Text block:

· · · · · · ·

The conundrum shared by Oshino, Kagenui and Kaiki is central to the theme of Nisemonogatari

One philosophical mind is implicitly behind much of Nisemonogatari’s ideology: Friedrich Nietzsche. When the theme of the real and the fake is first mentioned, Koyomi labels the justice-fighting of the Fire Sisters as “fake,” arguing later that no matter how right you may be, justice boils down to strength. This, of course, reflects superficially Nietzsche’s concepts of will to power and Master morality. Senjougahara’s implied crush on Keiki, as well as the positivity acquired by actions when the word “courage” is added – the topic of a complicated dialogue between Koyomi and Hachikuji – both reflect Nietzsche declaration than man only finds in things that which he imports into them (Senjougahara could be merely ascribing attraction to gratitude, and the initial negativity of statements is revealed to be only defaulted as negative with the alternative meaning posed by the word “courage”).  The central thesis of the series itself (that the fake, in its deliberate attempt to be real, is of greater value than the real thing), manifests this both in its insistence of authenticity as arising from endeavor rather than inherent character, and, on a deconstructive level, in the three Onmyouji’s (Kaiki, Oshino and Kagenui) ascription of value in their choices with regard to Kaiki’s conundrum. Come to think of it, Nietzschian thought makes a good literary lens for any text!
But what I, however, would like to insist on is how Kaiki’s maxim – that the fake, in its deliberate attempt to be real, is of more value to the real thing, plays an important part in how the show deals with sex.

Araragi Koyomi, protagonist, displaying the fanservice abundant in the series

It cannot be denied that Nisemonogatari, way more than any of the other NisiOisiN works adapted into anime, deals with sex most. It has an unbelievably rich insight into how sex works. Koyomi is explicitly loyal to Senjougahara, but this doesn’t prevent him from being sexually attracted to the other characters. He retains the latent tension with the now transformed Hanekawa, betraying his attraction in his eagerness to call her in episode  9. She reciprocates (we know from Bakemonogatari that she is attracted to him) when she offers him to touch her breasts, but threatens to never forgive him (an effective albeit betraying denial). Koyomi’s sexual tension with his own sisters is also subtly implied with the fanservice, most notoriously in episode 8’s toothbrush scene with Karen (which ends in tantalizingly ambiguous terms). The tension, however, is downplayed with its innocence as revealed in such un-malicious scenes as Karen’s reaction to having Koyomi on her shoulders, or Koyomi’s kiss with Tsukihi or when he takes of her clothes.  Subtle hints to sexual attraction that are ultimately downplayed are his interactions with Hachikuji (which often begin with him molesting the ghost), with Kanbaru (which end with him being molested) and with Shinobu (with whom he bathes without anything happening).

· · · · · · ·

Provided material:
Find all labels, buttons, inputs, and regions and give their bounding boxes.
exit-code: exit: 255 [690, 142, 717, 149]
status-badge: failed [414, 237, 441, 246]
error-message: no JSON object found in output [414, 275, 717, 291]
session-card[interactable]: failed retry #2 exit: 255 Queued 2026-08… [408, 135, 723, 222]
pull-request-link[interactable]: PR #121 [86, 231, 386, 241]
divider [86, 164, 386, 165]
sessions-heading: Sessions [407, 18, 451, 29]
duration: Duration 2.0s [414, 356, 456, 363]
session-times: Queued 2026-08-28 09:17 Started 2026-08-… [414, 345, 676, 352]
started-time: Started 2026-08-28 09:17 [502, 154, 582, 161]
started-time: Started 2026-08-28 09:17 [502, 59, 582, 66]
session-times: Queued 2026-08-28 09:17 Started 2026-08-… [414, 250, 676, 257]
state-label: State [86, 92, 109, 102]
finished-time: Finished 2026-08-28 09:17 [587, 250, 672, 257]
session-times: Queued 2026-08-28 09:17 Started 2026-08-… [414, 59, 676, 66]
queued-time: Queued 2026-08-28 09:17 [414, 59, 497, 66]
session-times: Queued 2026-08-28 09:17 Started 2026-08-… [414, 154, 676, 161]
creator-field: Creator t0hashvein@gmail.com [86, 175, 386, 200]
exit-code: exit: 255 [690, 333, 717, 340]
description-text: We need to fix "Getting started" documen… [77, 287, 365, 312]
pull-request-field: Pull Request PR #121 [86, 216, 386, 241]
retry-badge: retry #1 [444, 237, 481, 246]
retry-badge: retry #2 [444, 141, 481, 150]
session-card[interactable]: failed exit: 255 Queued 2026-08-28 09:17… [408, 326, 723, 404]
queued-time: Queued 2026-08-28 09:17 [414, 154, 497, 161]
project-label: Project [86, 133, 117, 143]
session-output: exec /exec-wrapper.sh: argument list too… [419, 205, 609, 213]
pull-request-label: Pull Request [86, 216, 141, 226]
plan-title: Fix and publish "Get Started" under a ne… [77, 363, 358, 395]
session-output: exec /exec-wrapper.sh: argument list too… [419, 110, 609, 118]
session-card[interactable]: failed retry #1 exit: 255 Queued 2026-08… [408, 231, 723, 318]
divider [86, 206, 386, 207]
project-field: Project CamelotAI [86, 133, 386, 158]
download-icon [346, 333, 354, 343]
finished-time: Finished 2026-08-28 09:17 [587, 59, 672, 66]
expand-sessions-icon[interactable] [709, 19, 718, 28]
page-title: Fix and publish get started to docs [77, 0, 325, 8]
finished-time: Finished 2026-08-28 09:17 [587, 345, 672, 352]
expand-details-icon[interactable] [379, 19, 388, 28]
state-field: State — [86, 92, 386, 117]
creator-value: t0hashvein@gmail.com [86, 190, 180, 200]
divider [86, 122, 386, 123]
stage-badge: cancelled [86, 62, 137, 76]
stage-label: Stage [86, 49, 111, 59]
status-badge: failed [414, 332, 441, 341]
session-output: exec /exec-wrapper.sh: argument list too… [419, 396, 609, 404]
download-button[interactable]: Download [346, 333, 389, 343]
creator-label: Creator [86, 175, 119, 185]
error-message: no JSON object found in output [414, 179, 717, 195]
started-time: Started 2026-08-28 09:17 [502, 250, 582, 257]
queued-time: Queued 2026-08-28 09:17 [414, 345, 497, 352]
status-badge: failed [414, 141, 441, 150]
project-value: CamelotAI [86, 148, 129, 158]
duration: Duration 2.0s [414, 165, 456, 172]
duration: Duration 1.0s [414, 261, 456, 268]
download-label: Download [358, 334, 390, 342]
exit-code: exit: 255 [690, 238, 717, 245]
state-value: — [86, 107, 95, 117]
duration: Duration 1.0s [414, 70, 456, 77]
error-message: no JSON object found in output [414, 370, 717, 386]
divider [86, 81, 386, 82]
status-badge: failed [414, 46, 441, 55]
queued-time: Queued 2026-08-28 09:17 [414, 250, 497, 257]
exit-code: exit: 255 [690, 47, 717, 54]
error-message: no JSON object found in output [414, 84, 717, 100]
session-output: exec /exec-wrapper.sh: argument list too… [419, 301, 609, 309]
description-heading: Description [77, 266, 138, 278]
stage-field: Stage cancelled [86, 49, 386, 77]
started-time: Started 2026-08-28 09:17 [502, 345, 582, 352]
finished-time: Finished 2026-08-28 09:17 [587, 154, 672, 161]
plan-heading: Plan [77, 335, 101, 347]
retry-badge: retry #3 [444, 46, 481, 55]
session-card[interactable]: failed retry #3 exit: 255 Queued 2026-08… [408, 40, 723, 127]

· · · · · · ·

Explore the material:
- 1) In the Nisemonogatari essay, which philosopher is named as being behind much of the series' ideology?
- 2) Continue the Nisemonogatari essay from its last sentence.

Responses in order:
- 1) Friedrich Nietzsche.

- 2)
Senjougahara’s request: the most titillating scene in the whole series

And here I return to my point: that the genuine sexual attraction, as consummated, is in a way “fake,” but in being so is more real than real sexual attraction. Among all the female characters Koyomi, shows the least perversion towards Senjougahara. And yet it is only with Senjougahara that he definitively has sex with (the possibility of coitus with Karen was downplayed by the succeeding episode).  One can say that Koyomi is most genuinely attracted to Hanekawa, but, because his attraction to Senjougahara is deliberate, the latter is proven to be stronger than the former.  On a graphic level, I argue that the most titillating part of the title, when Senjougahara invites Koyomi to spend the night, could in itself be “fake fanservice” (as opposed to, for instance, Koyomi’s bath with Shinobu), and yet the possibilities the scene opens makes the sex much more intense. This “fake fanservice” of extreme tantalization traces its literary tradition to Greek Tragedy, where the deaths are implied but are never shown on stage, heightening its effect.

There is so much to be said about Nisemonogatari, what with its richness of material and the dense intricacy of its dialogue. But if there’s anything that stands out (and there is anything that should be dealt with first) it is the sex!